# Requirements
Extract every line that contains the string "text".

# Data in this exercise

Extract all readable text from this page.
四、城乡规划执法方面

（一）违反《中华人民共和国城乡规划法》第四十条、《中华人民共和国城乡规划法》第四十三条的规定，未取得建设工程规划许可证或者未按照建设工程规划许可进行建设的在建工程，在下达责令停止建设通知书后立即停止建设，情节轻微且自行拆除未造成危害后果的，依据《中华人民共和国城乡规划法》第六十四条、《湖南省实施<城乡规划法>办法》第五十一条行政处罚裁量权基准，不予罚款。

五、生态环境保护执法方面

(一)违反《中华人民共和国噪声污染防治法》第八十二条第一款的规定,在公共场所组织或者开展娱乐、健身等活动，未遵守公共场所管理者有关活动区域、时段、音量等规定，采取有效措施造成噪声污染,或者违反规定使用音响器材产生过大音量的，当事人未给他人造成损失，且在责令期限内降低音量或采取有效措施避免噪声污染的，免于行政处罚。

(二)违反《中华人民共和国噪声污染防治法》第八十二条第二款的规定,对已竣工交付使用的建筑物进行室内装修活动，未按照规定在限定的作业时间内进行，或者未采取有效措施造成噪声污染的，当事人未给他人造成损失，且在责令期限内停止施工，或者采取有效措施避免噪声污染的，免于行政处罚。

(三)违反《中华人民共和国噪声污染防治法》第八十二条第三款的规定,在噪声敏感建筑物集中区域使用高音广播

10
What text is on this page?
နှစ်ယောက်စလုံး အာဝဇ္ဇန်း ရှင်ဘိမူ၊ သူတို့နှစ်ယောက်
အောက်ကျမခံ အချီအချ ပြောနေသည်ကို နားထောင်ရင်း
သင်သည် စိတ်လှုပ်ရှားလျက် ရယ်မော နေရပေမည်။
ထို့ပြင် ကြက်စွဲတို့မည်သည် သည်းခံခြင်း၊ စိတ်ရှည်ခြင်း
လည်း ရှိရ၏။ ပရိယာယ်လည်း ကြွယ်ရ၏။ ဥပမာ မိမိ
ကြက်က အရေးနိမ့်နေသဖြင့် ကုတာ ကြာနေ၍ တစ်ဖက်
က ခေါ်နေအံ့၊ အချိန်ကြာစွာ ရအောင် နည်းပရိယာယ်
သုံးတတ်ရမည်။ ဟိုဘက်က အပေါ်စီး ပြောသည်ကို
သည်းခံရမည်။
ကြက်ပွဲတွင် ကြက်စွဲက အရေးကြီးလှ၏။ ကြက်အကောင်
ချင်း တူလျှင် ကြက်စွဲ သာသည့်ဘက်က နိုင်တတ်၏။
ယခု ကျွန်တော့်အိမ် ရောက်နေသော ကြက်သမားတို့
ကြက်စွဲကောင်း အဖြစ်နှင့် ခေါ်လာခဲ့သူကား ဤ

# The solution
Extract all readable text from this page.
What text is on this page?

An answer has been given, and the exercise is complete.